• _Cosa farai_:
1: Rispondi in base al testo fornito:
(a) Secondo il testo, da che cosa è segnata la forma di vita di Cristo assunta da chi ne segue le orme?
(b) In quali capitoli della Prima Lettera ai Corinti Paolo dice che il compimento è la carità?
(c) Quale verbo appare sovente nella parenesi neotestamentaria per indicare la crescita?
2: Modifica il brano del testo fornito compreso tra "Ma vivere un’esistenza" e "(cf Ef 4,14).", estremi inclusi, sostituendo "cammino" con "percorso".

• _Testo fornito_:
▽

E la vita religiosa non
è altro che la vita cristiana. Vita in cui tentiamo di vivere la
radicalità del Vangelo; ma questa vita deve essere compresa come vita
di discepolato, vita con Gesù, esistenza umana coinvolta con Gesù,
vita come l’ha vissuta Gesù Cristo. Consapevoli della distanza
abissale tra Gesù Cristo e qualsiasi suo discepolo, tuttavia noi
dobbiamo assolutamente credere a questa possibilità di vivere come Gesù
ha vissuto. Questo non è né utopia né retorica, perché il cristiano
che segue il Signore è un uomo che è stato creato secondo
l’immagine, cioè è stato plasmato secondo il modello del Figlio di
Dio, Gesù Cristo. Così ci ricorda Paolo in Colossesi 1,16-17. Un uomo
che è attirato da Cristo, dunque, ed è dotato di quella grazia, che è
lo Spirito Santo, per vivere come Gesù ha vissuto e per giungere allo
stesso telos, la vita eterna, la vita filiale in Dio.
Vivere l’esistenza
umana di Gesù è la vocazione del cristiano e dunque del religioso,
della religiosa che segue le orme di Cristo anche nell’assumere la sua
forma di vita e segnata, non dimentichiamolo, da celibato e vita comune.
Ma vivere un’esistenza umana e cristiana comporta una crescita.
L’apostolo Paolo più
volte ritorna sul tema della crescita, della maturazione, sempre
evidenziando che il compimento è la carità. Lo dice nella Prima
Lettera ai Corinti, capitoli 12 e 13. Il cristiano è chiamato alla
pienezza della carità attraverso una ricerca, un cammino, una crescita
umana e spirituale che lo deve condurre all’uomo perfetto e maturo,
alla misura della statura della pienezza di Cristo. Si tratta cioè di
crescere sotto ogni aspetto “sino all’uomo perfetto, a quello
sviluppo che realizza la pienezza del Cristo” (cf Ef 4,14).
Anche l’Apostolo
Pietro chiede ai cristiani di desiderare il latte spirituale non
adulterato per crescere verso la salvezza (cf 1Pt 2,2). C’è un verbo,
il verbo augsano e derivati ed è un verbo molto significativo che
appare sovente nella parenesi neotestamentaria proprio per indicare la
crescita, la dinamica della vita spirituale di ogni discepolo. Crescere,
maturare è una necessità della vita e corrisponde alla volontà di
Dio, il quale ha rinunciato a esser tutto, perché l’uomo viva davanti
all’uomo e viva nell’irriducibile alterità, gli possa rispondere
crescendo nella libertà e nell’amore che sono le due condizioni
essenziali all’alleanza.
Crescere:
la prima vocazione umana e spirituale
Il primo gesto di Dio
creatore è stata la benedizione sulla crescita dell’uomo (cf Gn 1,28)

△

• _Righe archiviate_:
▽

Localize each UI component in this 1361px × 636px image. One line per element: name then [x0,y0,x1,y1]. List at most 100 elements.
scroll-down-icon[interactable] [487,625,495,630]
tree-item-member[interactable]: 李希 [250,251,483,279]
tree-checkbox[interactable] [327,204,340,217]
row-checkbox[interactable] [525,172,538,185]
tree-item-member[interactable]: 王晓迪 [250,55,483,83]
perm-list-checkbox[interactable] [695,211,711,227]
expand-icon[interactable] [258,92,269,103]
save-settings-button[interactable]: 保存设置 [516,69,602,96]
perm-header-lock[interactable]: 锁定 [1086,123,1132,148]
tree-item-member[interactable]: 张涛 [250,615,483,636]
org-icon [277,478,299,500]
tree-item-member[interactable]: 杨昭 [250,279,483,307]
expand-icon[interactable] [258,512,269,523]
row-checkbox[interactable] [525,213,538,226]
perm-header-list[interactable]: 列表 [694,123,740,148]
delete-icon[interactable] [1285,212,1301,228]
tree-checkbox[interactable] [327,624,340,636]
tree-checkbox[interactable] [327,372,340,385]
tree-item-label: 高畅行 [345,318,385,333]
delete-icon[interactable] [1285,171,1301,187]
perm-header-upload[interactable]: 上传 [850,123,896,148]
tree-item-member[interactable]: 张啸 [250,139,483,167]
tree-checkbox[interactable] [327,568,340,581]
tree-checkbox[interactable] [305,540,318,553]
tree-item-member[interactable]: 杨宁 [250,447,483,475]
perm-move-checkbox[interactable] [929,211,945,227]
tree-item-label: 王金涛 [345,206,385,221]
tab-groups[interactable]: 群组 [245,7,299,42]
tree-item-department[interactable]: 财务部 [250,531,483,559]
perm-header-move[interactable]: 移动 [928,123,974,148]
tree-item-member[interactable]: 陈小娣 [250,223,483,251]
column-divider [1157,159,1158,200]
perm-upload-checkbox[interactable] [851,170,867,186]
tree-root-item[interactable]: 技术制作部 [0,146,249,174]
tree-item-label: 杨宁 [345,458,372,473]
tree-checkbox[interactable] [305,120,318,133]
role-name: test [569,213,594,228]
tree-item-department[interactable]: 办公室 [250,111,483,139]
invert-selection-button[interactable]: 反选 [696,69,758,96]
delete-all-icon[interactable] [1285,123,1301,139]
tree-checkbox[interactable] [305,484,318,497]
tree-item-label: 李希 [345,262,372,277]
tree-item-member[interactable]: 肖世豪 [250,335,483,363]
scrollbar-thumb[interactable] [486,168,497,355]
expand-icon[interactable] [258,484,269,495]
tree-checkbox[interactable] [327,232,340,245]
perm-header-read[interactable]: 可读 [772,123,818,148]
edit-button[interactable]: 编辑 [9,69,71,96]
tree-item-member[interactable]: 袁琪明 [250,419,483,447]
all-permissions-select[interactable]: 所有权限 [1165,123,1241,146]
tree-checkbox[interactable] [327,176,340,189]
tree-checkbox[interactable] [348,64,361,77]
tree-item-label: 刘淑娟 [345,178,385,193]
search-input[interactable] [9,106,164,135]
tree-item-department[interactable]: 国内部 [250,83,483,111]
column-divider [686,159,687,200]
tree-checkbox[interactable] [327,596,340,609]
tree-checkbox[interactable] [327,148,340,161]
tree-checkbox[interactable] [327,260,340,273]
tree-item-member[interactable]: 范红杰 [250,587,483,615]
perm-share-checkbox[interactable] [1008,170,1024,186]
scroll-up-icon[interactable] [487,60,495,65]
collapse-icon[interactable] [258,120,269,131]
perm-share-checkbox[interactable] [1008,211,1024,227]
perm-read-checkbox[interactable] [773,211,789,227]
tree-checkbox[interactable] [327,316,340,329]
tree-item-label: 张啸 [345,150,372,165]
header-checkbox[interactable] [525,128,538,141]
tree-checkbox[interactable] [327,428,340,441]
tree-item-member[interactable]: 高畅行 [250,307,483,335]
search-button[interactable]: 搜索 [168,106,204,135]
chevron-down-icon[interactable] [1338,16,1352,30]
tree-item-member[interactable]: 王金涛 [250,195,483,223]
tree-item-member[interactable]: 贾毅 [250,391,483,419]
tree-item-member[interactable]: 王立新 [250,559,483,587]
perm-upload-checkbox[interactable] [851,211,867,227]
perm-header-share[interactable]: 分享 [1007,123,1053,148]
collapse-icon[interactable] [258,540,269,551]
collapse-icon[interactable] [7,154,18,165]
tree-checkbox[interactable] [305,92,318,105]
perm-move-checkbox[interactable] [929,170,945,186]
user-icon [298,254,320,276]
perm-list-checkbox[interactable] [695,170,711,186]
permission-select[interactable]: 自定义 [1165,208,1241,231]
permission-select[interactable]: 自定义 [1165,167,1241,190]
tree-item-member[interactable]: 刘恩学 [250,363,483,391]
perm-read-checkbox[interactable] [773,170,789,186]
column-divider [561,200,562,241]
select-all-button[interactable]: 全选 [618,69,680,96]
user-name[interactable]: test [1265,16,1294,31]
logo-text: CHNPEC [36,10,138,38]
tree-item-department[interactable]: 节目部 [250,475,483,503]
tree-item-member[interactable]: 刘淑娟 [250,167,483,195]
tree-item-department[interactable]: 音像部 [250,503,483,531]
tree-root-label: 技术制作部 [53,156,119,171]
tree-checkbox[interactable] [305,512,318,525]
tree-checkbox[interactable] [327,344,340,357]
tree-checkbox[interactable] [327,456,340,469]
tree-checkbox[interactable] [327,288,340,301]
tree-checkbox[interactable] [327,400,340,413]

△

• _Risposte svolte_:
1:
(a) Da celibato e vita comune.
(b) Nei capitoli 12 e 13.
(c) Il verbo augsano.

2:
Ma vivere un’esistenza umana e cristiana comporta una crescita.
L’apostolo Paolo più
volte ritorna sul tema della crescita, della maturazione, sempre
evidenziando che il compimento è la carità. Lo dice nella Prima
Lettera ai Corinti, capitoli 12 e 13. Il cristiano è chiamato alla
pienezza della carità attraverso una ricerca, un percorso, una crescita
umana e spirituale che lo deve condurre all’uomo perfetto e maturo,
alla misura della statura della pienezza di Cristo. Si tratta cioè di
crescere sotto ogni aspetto “sino all’uomo perfetto, a quello
sviluppo che realizza la pienezza del Cristo” (cf Ef 4,14).